──────── INFORMATION SHOWN

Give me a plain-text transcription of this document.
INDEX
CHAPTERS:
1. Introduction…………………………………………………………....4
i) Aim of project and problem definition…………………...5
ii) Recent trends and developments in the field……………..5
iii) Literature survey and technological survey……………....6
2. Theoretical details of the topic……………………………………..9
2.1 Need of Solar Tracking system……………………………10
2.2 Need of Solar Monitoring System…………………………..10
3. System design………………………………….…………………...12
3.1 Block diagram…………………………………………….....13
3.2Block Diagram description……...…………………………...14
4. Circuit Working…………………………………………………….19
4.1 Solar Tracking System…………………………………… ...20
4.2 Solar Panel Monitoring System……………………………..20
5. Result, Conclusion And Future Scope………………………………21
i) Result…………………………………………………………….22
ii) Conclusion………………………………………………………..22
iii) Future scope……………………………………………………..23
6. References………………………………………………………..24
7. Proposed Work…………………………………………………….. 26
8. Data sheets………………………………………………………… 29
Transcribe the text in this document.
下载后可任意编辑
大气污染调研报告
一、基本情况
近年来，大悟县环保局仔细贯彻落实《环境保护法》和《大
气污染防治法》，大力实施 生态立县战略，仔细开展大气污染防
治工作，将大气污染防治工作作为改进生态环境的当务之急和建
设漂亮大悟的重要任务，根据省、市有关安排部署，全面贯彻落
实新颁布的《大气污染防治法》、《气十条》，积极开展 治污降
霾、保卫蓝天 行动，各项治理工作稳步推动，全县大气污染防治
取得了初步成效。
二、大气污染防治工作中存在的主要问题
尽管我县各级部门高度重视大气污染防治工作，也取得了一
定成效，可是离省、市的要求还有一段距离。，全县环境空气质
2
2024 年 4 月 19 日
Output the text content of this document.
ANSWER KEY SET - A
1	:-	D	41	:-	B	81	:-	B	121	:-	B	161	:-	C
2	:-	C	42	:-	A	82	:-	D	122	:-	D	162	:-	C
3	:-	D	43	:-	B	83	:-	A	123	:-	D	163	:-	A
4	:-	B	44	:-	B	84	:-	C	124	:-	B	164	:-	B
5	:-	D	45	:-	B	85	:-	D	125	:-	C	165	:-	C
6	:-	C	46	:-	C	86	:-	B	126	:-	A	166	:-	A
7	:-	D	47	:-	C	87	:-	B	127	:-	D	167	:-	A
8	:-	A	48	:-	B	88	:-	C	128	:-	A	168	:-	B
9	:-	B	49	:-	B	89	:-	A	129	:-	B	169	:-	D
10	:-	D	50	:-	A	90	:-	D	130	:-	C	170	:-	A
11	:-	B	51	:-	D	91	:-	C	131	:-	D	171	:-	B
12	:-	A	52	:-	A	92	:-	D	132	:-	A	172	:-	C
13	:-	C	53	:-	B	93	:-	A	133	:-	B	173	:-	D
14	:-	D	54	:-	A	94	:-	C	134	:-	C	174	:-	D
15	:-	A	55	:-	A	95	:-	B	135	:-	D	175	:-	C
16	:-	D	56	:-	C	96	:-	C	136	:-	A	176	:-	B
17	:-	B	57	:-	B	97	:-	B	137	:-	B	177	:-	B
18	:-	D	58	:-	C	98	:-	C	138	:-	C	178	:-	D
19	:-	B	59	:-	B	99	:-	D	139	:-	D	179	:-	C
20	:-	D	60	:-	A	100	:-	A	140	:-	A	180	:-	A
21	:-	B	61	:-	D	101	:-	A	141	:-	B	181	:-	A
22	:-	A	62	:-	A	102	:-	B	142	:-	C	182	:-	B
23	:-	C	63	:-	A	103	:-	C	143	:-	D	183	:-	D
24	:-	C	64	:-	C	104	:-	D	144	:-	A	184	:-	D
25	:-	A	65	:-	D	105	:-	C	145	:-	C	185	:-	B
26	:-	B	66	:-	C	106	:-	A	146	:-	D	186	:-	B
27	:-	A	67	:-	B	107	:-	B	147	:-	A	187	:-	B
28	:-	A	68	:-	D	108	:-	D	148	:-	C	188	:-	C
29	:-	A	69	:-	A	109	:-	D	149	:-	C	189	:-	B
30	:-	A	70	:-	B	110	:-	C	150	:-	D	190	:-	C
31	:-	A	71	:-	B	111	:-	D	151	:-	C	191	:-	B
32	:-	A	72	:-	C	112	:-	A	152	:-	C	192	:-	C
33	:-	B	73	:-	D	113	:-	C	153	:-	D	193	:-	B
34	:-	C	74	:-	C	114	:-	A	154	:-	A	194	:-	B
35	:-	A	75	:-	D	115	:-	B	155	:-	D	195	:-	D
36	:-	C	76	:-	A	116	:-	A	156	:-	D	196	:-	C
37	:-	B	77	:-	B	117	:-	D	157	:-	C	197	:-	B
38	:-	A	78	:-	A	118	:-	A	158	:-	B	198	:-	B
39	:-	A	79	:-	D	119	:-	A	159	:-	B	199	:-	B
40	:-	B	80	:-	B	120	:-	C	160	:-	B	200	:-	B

────────────────

* **EXERCISE INSTRUCTIONS**
Show all lines from the listing above in which "Conclusion" appears.

* **CORRECT RESPONSE**
5. Result, Conclusion And Future Scope………………………………21
ii) Conclusion………………………………………………………..22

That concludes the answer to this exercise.